>> start Extracted information

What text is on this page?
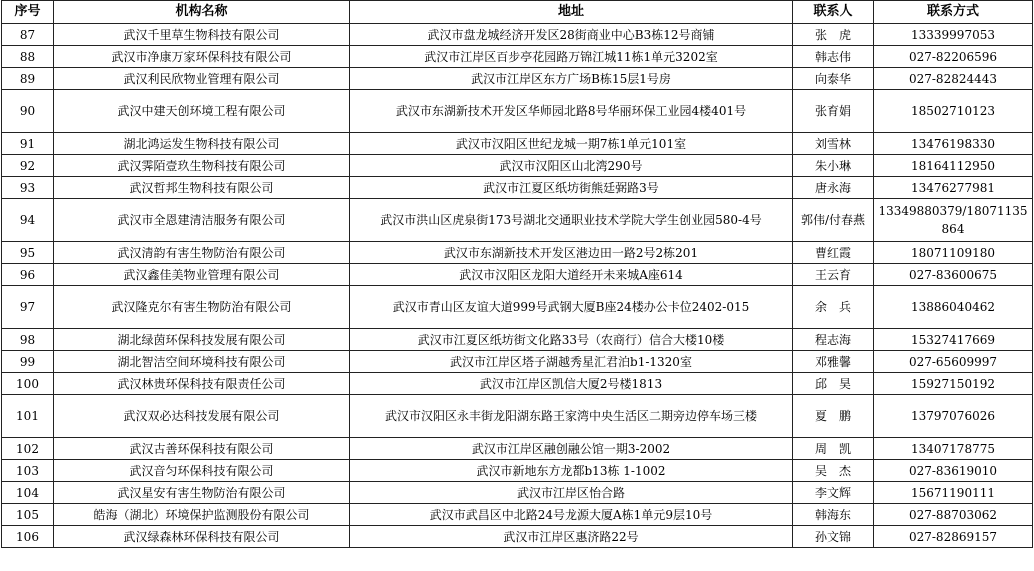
序号	机构名称	地址	联系人	联系方式
87	武汉千里草生物科技有限公司	武汉市盘龙城经济开发区28街商业中心B3栋12号商铺	张　虎	13339997053
88	武汉市净康万家环保科技有限公司	武汉市江岸区百步亭花园路万锦江城11栋1单元3202室	韩志伟	027-82206596
89	武汉利民欣物业管理有限公司	武汉市江岸区东方广场B栋15层1号房	向泰华	027-82824443
90	武汉中建天创环境工程有限公司	武汉市东湖新技术开发区华师园北路8号华丽环保工业园4楼401号	张育娟	18502710123
91	湖北鸿运发生物科技有限公司	武汉市汉阳区世纪龙城一期7栋1单元101室	刘雪林	13476198330
92	武汉霁陌壹玖生物科技有限公司	武汉市汉阳区山北湾290号	朱小琳	18164112950
93	武汉哲邦生物科技有限公司	武汉市江夏区纸坊街熊廷弼路3号	唐永海	13476277981
94	武汉市全恩建清洁服务有限公司	武汉市洪山区虎泉街173号湖北交通职业技术学院大学生创业园580-4号	郭伟/付春燕	13349880379/18071135864
95	武汉清韵有害生物防治有限公司	武汉市东湖新技术开发区港边田一路2号2栋201	曹红霞	18071109180
96	武汉鑫佳美物业管理有限公司	武汉市汉阳区龙阳大道经开未来城A座614	王云育	027-83600675
97	武汉隆克尔有害生物防治有限公司	武汉市青山区友谊大道999号武钢大厦B座24楼办公卡位2402-015	余　兵	13886040462
98	湖北绿茵环保科技发展有限公司	武汉市江夏区纸坊街文化路33号（农商行）信合大楼10楼	程志海	15327417669
99	湖北智洁空间环境科技有限公司	武汉市江岸区塔子湖越秀星汇君泊b1-1320室	邓雅馨	027-65609997
100	武汉林贵环保科技有限责任公司	武汉市江岸区凯信大厦2号楼1813	邱　昊	15927150192
101	武汉双必达科技发展有限公司	武汉市汉阳区永丰街龙阳湖东路王家湾中央生活区二期旁边停车场三楼	夏　鹏	13797076026
102	武汉古善环保科技有限公司	武汉市江岸区融创融公馆一期3-2002	周　凯	13407178775
103	武汉音匀环保科技有限公司	武汉市新地东方龙都b13栋 1-1002	吴　杰	027-83619010
104	武汉星安有害生物防治有限公司	武汉市江岸区怡合路	李文辉	15671190111
105	皓海（湖北）环境保护监测股份有限公司	武汉市武昌区中北路24号龙源大厦A栋1单元9层10号	韩海东	027-88703062
106	武汉绿森林环保科技有限公司	武汉市江岸区惠济路22号	孙文锦	027-82869157
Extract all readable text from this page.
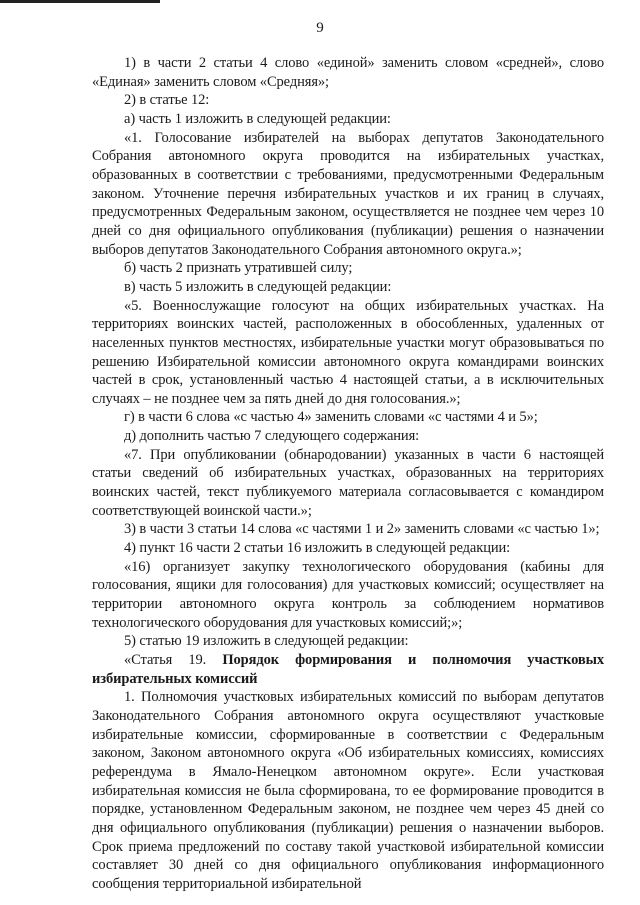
9

1) в части 2 статьи 4 слово «единой» заменить словом «средней», слово «Единая» заменить словом «Средняя»;

2) в статье 12:

а) часть 1 изложить в следующей редакции:

«1. Голосование избирателей на выборах депутатов Законодательного Собрания автономного округа проводится на избирательных участках, образованных в соответствии с требованиями, предусмотренными Федеральным законом. Уточнение перечня избирательных участков и их границ в случаях, предусмотренных Федеральным законом, осуществляется не позднее чем через 10 дней со дня официального опубликования (публикации) решения о назначении выборов депутатов Законодательного Собрания автономного округа.»;

б) часть 2 признать утратившей силу;

в) часть 5 изложить в следующей редакции:

«5. Военнослужащие голосуют на общих избирательных участках. На территориях воинских частей, расположенных в обособленных, удаленных от населенных пунктов местностях, избирательные участки могут образовываться по решению Избирательной комиссии автономного округа командирами воинских частей в срок, установленный частью 4 настоящей статьи, а в исключительных случаях – не позднее чем за пять дней до дня голосования.»;

г) в части 6 слова «с частью 4» заменить словами «с частями 4 и 5»;

д) дополнить частью 7 следующего содержания:

«7. При опубликовании (обнародовании) указанных в части 6 настоящей статьи сведений об избирательных участках, образованных на территориях воинских частей, текст публикуемого материала согласовывается с командиром соответствующей воинской части.»;

3) в части 3 статьи 14 слова «с частями 1 и 2» заменить словами «с частью 1»;

4) пункт 16 части 2 статьи 16 изложить в следующей редакции:

«16) организует закупку технологического оборудования (кабины для голосования, ящики для голосования) для участковых комиссий; осуществляет на территории автономного округа контроль за соблюдением нормативов технологического оборудования для участковых комиссий;»;

5) статью 19 изложить в следующей редакции:

«Статья 19. Порядок формирования и полномочия участковых избирательных комиссий

1. Полномочия участковых избирательных комиссий по выборам депутатов Законодательного Собрания автономного округа осуществляют участковые избирательные комиссии, сформированные в соответствии с Федеральным законом, Законом автономного округа «Об избирательных комиссиях, комиссиях референдума в Ямало-Ненецком автономном округе». Если участковая избирательная комиссия не была сформирована, то ее формирование проводится в порядке, установленном Федеральным законом, не позднее чем через 45 дней со дня официального опубликования (публикации) решения о назначении выборов. Срок приема предложений по составу такой участковой избирательной комиссии составляет 30 дней со дня официального опубликования информационного сообщения территориальной избирательной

>> end Extracted information

# What is expected:
Quote the data exactly, leaving every image out of the copy.

# Solution:
What text is on this page?
序号	机构名称	地址	联系人	联系方式
87	武汉千里草生物科技有限公司	武汉市盘龙城经济开发区28街商业中心B3栋12号商铺	张　虎	13339997053
88	武汉市净康万家环保科技有限公司	武汉市江岸区百步亭花园路万锦江城11栋1单元3202室	韩志伟	027-82206596
89	武汉利民欣物业管理有限公司	武汉市江岸区东方广场B栋15层1号房	向泰华	027-82824443
90	武汉中建天创环境工程有限公司	武汉市东湖新技术开发区华师园北路8号华丽环保工业园4楼401号	张育娟	18502710123
91	湖北鸿运发生物科技有限公司	武汉市汉阳区世纪龙城一期7栋1单元101室	刘雪林	13476198330
92	武汉霁陌壹玖生物科技有限公司	武汉市汉阳区山北湾290号	朱小琳	18164112950
93	武汉哲邦生物科技有限公司	武汉市江夏区纸坊街熊廷弼路3号	唐永海	13476277981
94	武汉市全恩建清洁服务有限公司	武汉市洪山区虎泉街173号湖北交通职业技术学院大学生创业园580-4号	郭伟/付春燕	13349880379/18071135864
95	武汉清韵有害生物防治有限公司	武汉市东湖新技术开发区港边田一路2号2栋201	曹红霞	18071109180
96	武汉鑫佳美物业管理有限公司	武汉市汉阳区龙阳大道经开未来城A座614	王云育	027-83600675
97	武汉隆克尔有害生物防治有限公司	武汉市青山区友谊大道999号武钢大厦B座24楼办公卡位2402-015	余　兵	13886040462
98	湖北绿茵环保科技发展有限公司	武汉市江夏区纸坊街文化路33号（农商行）信合大楼10楼	程志海	15327417669
99	湖北智洁空间环境科技有限公司	武汉市江岸区塔子湖越秀星汇君泊b1-1320室	邓雅馨	027-65609997
100	武汉林贵环保科技有限责任公司	武汉市江岸区凯信大厦2号楼1813	邱　昊	15927150192
101	武汉双必达科技发展有限公司	武汉市汉阳区永丰街龙阳湖东路王家湾中央生活区二期旁边停车场三楼	夏　鹏	13797076026
102	武汉古善环保科技有限公司	武汉市江岸区融创融公馆一期3-2002	周　凯	13407178775
103	武汉音匀环保科技有限公司	武汉市新地东方龙都b13栋 1-1002	吴　杰	027-83619010
104	武汉星安有害生物防治有限公司	武汉市江岸区怡合路	李文辉	15671190111
105	皓海（湖北）环境保护监测股份有限公司	武汉市武昌区中北路24号龙源大厦A栋1单元9层10号	韩海东	027-88703062
106	武汉绿森林环保科技有限公司	武汉市江岸区惠济路22号	孙文锦	027-82869157
Extract all readable text from this page.
9

1) в части 2 статьи 4 слово «единой» заменить словом «средней», слово «Единая» заменить словом «Средняя»;

2) в статье 12:

а) часть 1 изложить в следующей редакции:

«1. Голосование избирателей на выборах депутатов Законодательного Собрания автономного округа проводится на избирательных участках, образованных в соответствии с требованиями, предусмотренными Федеральным законом. Уточнение перечня избирательных участков и их границ в случаях, предусмотренных Федеральным законом, осуществляется не позднее чем через 10 дней со дня официального опубликования (публикации) решения о назначении выборов депутатов Законодательного Собрания автономного округа.»;

б) часть 2 признать утратившей силу;

в) часть 5 изложить в следующей редакции:

«5. Военнослужащие голосуют на общих избирательных участках. На территориях воинских частей, расположенных в обособленных, удаленных от населенных пунктов местностях, избирательные участки могут образовываться по решению Избирательной комиссии автономного округа командирами воинских частей в срок, установленный частью 4 настоящей статьи, а в исключительных случаях – не позднее чем за пять дней до дня голосования.»;

г) в части 6 слова «с частью 4» заменить словами «с частями 4 и 5»;

д) дополнить частью 7 следующего содержания:

«7. При опубликовании (обнародовании) указанных в части 6 настоящей статьи сведений об избирательных участках, образованных на территориях воинских частей, текст публикуемого материала согласовывается с командиром соответствующей воинской части.»;

3) в части 3 статьи 14 слова «с частями 1 и 2» заменить словами «с частью 1»;

4) пункт 16 части 2 статьи 16 изложить в следующей редакции:

«16) организует закупку технологического оборудования (кабины для голосования, ящики для голосования) для участковых комиссий; осуществляет на территории автономного округа контроль за соблюдением нормативов технологического оборудования для участковых комиссий;»;

5) статью 19 изложить в следующей редакции:

«Статья 19. Порядок формирования и полномочия участковых избирательных комиссий

1. Полномочия участковых избирательных комиссий по выборам депутатов Законодательного Собрания автономного округа осуществляют участковые избирательные комиссии, сформированные в соответствии с Федеральным законом, Законом автономного округа «Об избирательных комиссиях, комиссиях референдума в Ямало-Ненецком автономном округе». Если участковая избирательная комиссия не была сформирована, то ее формирование проводится в порядке, установленном Федеральным законом, не позднее чем через 45 дней со дня официального опубликования (публикации) решения о назначении выборов. Срок приема предложений по составу такой участковой избирательной комиссии составляет 30 дней со дня официального опубликования информационного сообщения территориальной избирательной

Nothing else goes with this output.